-- Start --
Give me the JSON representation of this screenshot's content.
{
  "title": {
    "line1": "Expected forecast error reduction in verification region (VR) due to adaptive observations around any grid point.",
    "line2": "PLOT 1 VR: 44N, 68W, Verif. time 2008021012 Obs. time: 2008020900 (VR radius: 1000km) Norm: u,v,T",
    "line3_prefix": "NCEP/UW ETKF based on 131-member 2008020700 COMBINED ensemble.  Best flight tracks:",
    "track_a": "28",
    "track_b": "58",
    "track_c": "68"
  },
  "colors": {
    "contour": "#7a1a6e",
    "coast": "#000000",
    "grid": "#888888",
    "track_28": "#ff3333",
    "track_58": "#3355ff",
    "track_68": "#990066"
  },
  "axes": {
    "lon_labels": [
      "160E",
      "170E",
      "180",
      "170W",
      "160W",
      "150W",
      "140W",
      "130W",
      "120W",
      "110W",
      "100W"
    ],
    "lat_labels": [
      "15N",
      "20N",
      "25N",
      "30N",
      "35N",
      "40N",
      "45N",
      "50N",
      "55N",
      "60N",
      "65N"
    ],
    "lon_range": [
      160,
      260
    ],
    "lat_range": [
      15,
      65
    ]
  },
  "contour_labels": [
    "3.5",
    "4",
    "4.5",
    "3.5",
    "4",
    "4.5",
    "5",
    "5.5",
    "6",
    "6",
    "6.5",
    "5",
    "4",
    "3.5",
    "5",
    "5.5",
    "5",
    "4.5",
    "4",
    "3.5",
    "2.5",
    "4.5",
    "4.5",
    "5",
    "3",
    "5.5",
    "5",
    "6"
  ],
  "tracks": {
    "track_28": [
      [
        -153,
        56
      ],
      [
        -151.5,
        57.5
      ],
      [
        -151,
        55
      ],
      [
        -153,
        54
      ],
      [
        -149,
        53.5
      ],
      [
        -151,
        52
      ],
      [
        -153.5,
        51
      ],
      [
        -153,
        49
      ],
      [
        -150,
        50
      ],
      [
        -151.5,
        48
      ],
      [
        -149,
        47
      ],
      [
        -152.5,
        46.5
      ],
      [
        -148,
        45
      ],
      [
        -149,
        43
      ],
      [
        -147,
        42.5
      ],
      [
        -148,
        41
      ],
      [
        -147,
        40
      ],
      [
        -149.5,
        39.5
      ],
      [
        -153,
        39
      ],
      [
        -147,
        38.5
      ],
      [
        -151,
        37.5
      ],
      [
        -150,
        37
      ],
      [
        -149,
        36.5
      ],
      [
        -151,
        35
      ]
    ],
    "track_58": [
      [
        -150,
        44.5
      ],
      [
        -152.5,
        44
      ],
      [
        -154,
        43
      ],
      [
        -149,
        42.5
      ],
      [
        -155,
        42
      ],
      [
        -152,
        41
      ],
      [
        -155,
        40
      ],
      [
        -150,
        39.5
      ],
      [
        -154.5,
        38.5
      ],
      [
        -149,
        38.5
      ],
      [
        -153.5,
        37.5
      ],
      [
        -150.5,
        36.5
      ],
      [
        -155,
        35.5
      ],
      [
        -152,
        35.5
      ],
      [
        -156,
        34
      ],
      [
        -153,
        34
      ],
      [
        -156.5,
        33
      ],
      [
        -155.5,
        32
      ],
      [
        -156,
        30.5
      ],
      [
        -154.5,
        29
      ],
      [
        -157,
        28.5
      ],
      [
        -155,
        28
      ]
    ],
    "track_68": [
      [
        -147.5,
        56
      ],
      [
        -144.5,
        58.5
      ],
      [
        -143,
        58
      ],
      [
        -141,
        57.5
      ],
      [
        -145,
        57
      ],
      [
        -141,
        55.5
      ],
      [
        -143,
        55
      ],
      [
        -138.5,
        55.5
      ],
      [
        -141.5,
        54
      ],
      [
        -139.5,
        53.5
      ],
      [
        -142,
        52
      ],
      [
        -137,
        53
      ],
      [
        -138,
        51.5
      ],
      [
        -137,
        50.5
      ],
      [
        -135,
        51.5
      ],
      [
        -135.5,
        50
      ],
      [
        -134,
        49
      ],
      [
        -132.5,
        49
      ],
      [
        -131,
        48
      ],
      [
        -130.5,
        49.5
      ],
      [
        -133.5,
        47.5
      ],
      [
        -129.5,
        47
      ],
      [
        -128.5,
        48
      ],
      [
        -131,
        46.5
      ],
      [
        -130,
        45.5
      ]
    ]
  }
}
-- End --
TASK:
Each line of the listing above should be output exactly.

CORRECT RESPONSE:
Give me the JSON representation of this screenshot's content.
{
  "title": {
    "line1": "Expected forecast error reduction in verification region (VR) due to adaptive observations around any grid point.",
    "line2": "PLOT 1 VR: 44N, 68W, Verif. time 2008021012 Obs. time: 2008020900 (VR radius: 1000km) Norm: u,v,T",
    "line3_prefix": "NCEP/UW ETKF based on 131-member 2008020700 COMBINED ensemble.  Best flight tracks:",
    "track_a": "28",
    "track_b": "58",
    "track_c": "68"
  },
  "colors": {
    "contour": "#7a1a6e",
    "coast": "#000000",
    "grid": "#888888",
    "track_28": "#ff3333",
    "track_58": "#3355ff",
    "track_68": "#990066"
  },
  "axes": {
    "lon_labels": [
      "160E",
      "170E",
      "180",
      "170W",
      "160W",
      "150W",
      "140W",
      "130W",
      "120W",
      "110W",
      "100W"
    ],
    "lat_labels": [
      "15N",
      "20N",
      "25N",
      "30N",
      "35N",
      "40N",
      "45N",
      "50N",
      "55N",
      "60N",
      "65N"
    ],
    "lon_range": [
      160,
      260
    ],
    "lat_range": [
      15,
      65
    ]
  },
  "contour_labels": [
    "3.5",
    "4",
    "4.5",
    "3.5",
    "4",
    "4.5",
    "5",
    "5.5",
    "6",
    "6",
    "6.5",
    "5",
    "4",
    "3.5",
    "5",
    "5.5",
    "5",
    "4.5",
    "4",
    "3.5",
    "2.5",
    "4.5",
    "4.5",
    "5",
    "3",
    "5.5",
    "5",
    "6"
  ],
  "tracks": {
    "track_28": [
      [
        -153,
        56
      ],
      [
        -151.5,
        57.5
      ],
      [
        -151,
        55
      ],
      [
        -153,
        54
      ],
      [
        -149,
        53.5
      ],
      [
        -151,
        52
      ],
      [
        -153.5,
        51
      ],
      [
        -153,
        49
      ],
      [
        -150,
        50
      ],
      [
        -151.5,
        48
      ],
      [
        -149,
        47
      ],
      [
        -152.5,
        46.5
      ],
      [
        -148,
        45
      ],
      [
        -149,
        43
      ],
      [
        -147,
        42.5
      ],
      [
        -148,
        41
      ],
      [
        -147,
        40
      ],
      [
        -149.5,
        39.5
      ],
      [
        -153,
        39
      ],
      [
        -147,
        38.5
      ],
      [
        -151,
        37.5
      ],
      [
        -150,
        37
      ],
      [
        -149,
        36.5
      ],
      [
        -151,
        35
      ]
    ],
    "track_58": [
      [
        -150,
        44.5
      ],
      [
        -152.5,
        44
      ],
      [
        -154,
        43
      ],
      [
        -149,
        42.5
      ],
      [
        -155,
        42
      ],
      [
        -152,
        41
      ],
      [
        -155,
        40
      ],
      [
        -150,
        39.5
      ],
      [
        -154.5,
        38.5
      ],
      [
        -149,
        38.5
      ],
      [
        -153.5,
        37.5
      ],
      [
        -150.5,
        36.5
      ],
      [
        -155,
        35.5
      ],
      [
        -152,
        35.5
      ],
      [
        -156,
        34
      ],
      [
        -153,
        34
      ],
      [
        -156.5,
        33
      ],
      [
        -155.5,
        32
      ],
      [
        -156,
        30.5
      ],
      [
        -154.5,
        29
      ],
      [
        -157,
        28.5
      ],
      [
        -155,
        28
      ]
    ],
    "track_68": [
      [
        -147.5,
        56
      ],
      [
        -144.5,
        58.5
      ],
      [
        -143,
        58
      ],
      [
        -141,
        57.5
      ],
      [
        -145,
        57
      ],
      [
        -141,
        55.5
      ],
      [
        -143,
        55
      ],
      [
        -138.5,
        55.5
      ],
      [
        -141.5,
        54
      ],
      [
        -139.5,
        53.5
      ],
      [
        -142,
        52
      ],
      [
        -137,
        53
      ],
      [
        -138,
        51.5
      ],
      [
        -137,
        50.5
      ],
      [
        -135,
        51.5
      ],
      [
        -135.5,
        50
      ],
      [
        -134,
        49
      ],
      [
        -132.5,
        49
      ],
      [
        -131,
        48
      ],
      [
        -130.5,
        49.5
      ],
      [
        -133.5,
        47.5
      ],
      [
        -129.5,
        47
      ],
      [
        -128.5,
        48
      ],
      [
        -131,
        46.5
      ],
      [
        -130,
        45.5
      ]
    ]
  }
}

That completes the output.